Repeat the material verbatim. Images are excluded from the copy.
-- start of Records provided --
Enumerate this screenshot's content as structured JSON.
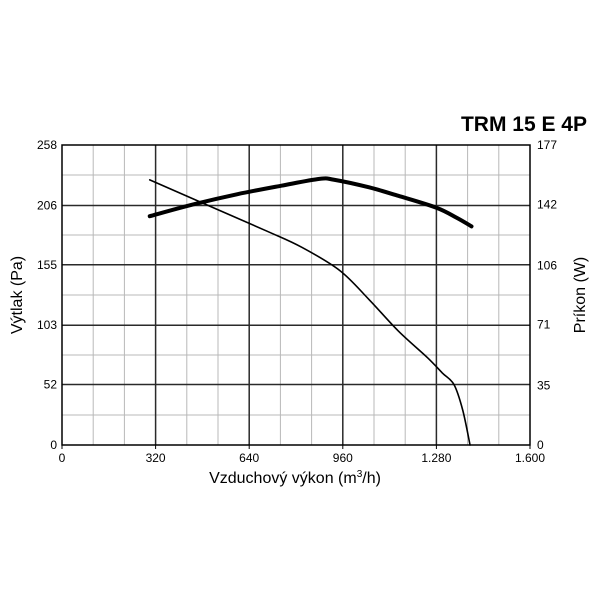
{
  "chart_data": {
    "type": "line",
    "title": "TRM 15 E 4P",
    "xlabel": "Vzduchový výkon (m",
    "xlabel_sup": "3",
    "xlabel_suffix": "/h)",
    "ylabel": "Výtlak (Pa)",
    "y2label": "Príkon (W)",
    "xlim": [
      0,
      1600
    ],
    "ylim": [
      0,
      258
    ],
    "y2lim": [
      0,
      177
    ],
    "x_ticks": [
      "0",
      "320",
      "640",
      "960",
      "1.280",
      "1.600"
    ],
    "x_tick_values": [
      0,
      320,
      640,
      960,
      1280,
      1600
    ],
    "y_ticks": [
      "0",
      "52",
      "103",
      "155",
      "206",
      "258"
    ],
    "y_tick_values": [
      0,
      52,
      103,
      155,
      206,
      258
    ],
    "y2_ticks": [
      "0",
      "35",
      "71",
      "106",
      "142",
      "177"
    ],
    "y2_tick_values": [
      0,
      35,
      71,
      106,
      142,
      177
    ],
    "grid": true,
    "series": [
      {
        "axis": "y",
        "stroke": "thin",
        "x": [
          300,
          500,
          700,
          820,
          950,
          1050,
          1150,
          1250,
          1300,
          1340,
          1370,
          1395
        ],
        "y": [
          228,
          206,
          184,
          170,
          150,
          125,
          98,
          75,
          62,
          52,
          30,
          0
        ]
      },
      {
        "axis": "y2",
        "stroke": "thick",
        "x": [
          300,
          450,
          600,
          750,
          880,
          930,
          1050,
          1150,
          1280,
          1350,
          1400
        ],
        "y": [
          135,
          142,
          148,
          153,
          157,
          156.5,
          152,
          147,
          140,
          134,
          129
        ]
      }
    ]
  }
}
-- end of Records provided --
> **Completed exercise**
Enumerate this screenshot's content as structured JSON.
{
  "chart_data": {
    "type": "line",
    "title": "TRM 15 E 4P",
    "xlabel": "Vzduchový výkon (m",
    "xlabel_sup": "3",
    "xlabel_suffix": "/h)",
    "ylabel": "Výtlak (Pa)",
    "y2label": "Príkon (W)",
    "xlim": [
      0,
      1600
    ],
    "ylim": [
      0,
      258
    ],
    "y2lim": [
      0,
      177
    ],
    "x_ticks": [
      "0",
      "320",
      "640",
      "960",
      "1.280",
      "1.600"
    ],
    "x_tick_values": [
      0,
      320,
      640,
      960,
      1280,
      1600
    ],
    "y_ticks": [
      "0",
      "52",
      "103",
      "155",
      "206",
      "258"
    ],
    "y_tick_values": [
      0,
      52,
      103,
      155,
      206,
      258
    ],
    "y2_ticks": [
      "0",
      "35",
      "71",
      "106",
      "142",
      "177"
    ],
    "y2_tick_values": [
      0,
      35,
      71,
      106,
      142,
      177
    ],
    "grid": true,
    "series": [
      {
        "axis": "y",
        "stroke": "thin",
        "x": [
          300,
          500,
          700,
          820,
          950,
          1050,
          1150,
          1250,
          1300,
          1340,
          1370,
          1395
        ],
        "y": [
          228,
          206,
          184,
          170,
          150,
          125,
          98,
          75,
          62,
          52,
          30,
          0
        ]
      },
      {
        "axis": "y2",
        "stroke": "thick",
        "x": [
          300,
          450,
          600,
          750,
          880,
          930,
          1050,
          1150,
          1280,
          1350,
          1400
        ],
        "y": [
          135,
          142,
          148,
          153,
          157,
          156.5,
          152,
          147,
          140,
          134,
          129
        ]
      }
    ]
  }
}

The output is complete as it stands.